— begin Entries provided —
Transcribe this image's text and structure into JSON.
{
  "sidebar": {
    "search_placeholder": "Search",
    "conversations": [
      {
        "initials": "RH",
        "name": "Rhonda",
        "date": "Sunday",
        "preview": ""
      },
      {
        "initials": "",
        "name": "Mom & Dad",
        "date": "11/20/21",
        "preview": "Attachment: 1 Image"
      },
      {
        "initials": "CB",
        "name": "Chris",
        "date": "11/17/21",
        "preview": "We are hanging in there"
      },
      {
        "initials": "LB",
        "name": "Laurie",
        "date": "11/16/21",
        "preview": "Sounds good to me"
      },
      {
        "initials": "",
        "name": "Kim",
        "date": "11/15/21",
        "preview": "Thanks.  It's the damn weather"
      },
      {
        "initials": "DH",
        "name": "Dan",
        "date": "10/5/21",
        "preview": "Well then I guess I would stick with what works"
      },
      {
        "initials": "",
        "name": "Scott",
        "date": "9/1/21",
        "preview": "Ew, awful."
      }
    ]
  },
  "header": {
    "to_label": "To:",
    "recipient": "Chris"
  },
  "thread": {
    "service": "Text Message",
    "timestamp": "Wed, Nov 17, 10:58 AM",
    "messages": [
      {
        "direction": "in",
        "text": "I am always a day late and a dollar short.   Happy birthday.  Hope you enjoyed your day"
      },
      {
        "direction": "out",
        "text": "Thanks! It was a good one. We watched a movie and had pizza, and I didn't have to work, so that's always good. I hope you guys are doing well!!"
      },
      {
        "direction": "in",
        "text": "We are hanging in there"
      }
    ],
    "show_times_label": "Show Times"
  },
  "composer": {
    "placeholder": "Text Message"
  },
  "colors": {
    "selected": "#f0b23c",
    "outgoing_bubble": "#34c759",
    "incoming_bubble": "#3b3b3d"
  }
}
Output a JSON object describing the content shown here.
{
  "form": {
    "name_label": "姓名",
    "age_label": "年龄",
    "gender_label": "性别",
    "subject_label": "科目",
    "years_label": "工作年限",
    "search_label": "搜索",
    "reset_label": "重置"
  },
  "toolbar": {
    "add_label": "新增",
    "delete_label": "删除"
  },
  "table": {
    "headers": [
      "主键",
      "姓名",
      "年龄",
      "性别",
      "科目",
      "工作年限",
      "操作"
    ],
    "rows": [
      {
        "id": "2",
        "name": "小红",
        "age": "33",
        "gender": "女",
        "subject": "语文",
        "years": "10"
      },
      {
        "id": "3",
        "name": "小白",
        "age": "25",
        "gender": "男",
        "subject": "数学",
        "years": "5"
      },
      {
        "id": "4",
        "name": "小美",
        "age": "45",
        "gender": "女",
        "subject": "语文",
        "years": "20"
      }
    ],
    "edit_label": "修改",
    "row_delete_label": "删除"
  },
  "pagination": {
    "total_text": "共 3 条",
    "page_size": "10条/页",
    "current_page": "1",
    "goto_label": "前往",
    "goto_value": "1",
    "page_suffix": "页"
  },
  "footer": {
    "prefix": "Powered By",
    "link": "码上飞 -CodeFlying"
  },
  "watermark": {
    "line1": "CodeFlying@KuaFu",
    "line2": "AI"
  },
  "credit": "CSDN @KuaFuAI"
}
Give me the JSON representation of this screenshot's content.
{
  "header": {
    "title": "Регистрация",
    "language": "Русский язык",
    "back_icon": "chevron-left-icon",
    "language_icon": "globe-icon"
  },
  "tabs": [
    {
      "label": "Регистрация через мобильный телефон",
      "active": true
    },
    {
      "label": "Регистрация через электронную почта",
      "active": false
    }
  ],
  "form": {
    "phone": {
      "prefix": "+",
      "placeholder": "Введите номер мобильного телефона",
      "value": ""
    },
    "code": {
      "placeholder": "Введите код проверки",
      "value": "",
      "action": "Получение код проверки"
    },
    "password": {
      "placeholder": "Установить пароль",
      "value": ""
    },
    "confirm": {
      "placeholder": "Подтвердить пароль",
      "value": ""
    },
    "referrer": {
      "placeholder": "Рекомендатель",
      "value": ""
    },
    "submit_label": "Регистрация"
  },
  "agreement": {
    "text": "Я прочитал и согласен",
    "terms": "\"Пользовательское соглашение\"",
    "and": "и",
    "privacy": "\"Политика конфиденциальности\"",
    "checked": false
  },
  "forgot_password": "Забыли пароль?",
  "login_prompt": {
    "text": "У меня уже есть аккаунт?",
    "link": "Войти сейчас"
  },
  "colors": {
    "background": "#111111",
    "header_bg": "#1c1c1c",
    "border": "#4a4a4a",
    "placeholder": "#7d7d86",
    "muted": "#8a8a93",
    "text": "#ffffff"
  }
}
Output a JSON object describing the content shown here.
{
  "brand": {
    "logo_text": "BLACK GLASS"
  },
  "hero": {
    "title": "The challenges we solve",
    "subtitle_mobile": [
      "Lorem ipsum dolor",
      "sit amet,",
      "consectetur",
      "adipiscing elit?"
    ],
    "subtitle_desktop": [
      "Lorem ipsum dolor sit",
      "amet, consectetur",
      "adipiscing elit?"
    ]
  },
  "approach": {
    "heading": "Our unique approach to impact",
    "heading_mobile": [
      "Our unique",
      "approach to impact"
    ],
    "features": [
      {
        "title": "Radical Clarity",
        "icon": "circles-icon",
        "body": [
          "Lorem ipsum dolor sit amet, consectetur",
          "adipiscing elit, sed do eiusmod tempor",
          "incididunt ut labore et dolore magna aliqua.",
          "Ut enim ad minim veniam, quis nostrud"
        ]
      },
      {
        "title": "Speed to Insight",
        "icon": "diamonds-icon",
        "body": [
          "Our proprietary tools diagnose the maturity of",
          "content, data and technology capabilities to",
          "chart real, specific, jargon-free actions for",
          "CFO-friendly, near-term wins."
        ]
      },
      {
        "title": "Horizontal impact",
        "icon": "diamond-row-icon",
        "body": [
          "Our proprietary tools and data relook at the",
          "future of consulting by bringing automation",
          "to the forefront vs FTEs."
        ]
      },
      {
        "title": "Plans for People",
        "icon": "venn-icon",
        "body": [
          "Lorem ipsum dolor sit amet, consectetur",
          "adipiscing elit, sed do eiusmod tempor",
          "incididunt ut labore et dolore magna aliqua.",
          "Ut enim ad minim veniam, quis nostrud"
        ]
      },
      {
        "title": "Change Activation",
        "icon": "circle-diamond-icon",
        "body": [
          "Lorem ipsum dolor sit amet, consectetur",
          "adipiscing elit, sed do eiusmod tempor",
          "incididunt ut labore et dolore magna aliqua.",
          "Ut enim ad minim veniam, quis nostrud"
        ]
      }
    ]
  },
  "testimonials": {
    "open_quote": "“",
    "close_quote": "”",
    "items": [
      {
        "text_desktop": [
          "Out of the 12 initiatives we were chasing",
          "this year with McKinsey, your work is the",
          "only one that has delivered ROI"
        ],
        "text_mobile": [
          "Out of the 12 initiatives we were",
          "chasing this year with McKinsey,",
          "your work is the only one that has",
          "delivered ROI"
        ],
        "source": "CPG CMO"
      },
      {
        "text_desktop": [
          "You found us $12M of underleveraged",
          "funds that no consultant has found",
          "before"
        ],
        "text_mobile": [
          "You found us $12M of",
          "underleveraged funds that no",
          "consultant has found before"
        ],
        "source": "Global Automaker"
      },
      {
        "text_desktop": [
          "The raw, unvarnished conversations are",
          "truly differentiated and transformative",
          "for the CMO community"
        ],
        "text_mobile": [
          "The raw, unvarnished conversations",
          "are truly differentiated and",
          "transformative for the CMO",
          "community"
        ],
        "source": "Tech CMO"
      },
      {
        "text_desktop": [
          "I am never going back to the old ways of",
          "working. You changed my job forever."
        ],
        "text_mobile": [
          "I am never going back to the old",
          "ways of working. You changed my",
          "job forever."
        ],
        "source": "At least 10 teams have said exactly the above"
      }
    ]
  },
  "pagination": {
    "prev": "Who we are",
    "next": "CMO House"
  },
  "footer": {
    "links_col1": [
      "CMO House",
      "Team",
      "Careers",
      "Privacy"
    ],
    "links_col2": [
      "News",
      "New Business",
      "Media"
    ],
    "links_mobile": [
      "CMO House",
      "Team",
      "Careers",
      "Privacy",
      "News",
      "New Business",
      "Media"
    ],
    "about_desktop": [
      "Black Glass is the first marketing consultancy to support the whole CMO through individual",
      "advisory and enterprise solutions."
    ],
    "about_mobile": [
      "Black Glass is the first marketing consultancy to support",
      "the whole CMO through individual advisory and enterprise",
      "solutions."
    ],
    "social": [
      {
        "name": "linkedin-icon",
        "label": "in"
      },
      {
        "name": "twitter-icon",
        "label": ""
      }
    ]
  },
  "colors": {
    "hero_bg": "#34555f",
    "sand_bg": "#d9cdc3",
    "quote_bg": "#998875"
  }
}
— end Entries provided —
- _Required work_
Using the material above, state how many lines include the string "пароль". Answer with a single number.

- _Finished exercise_
3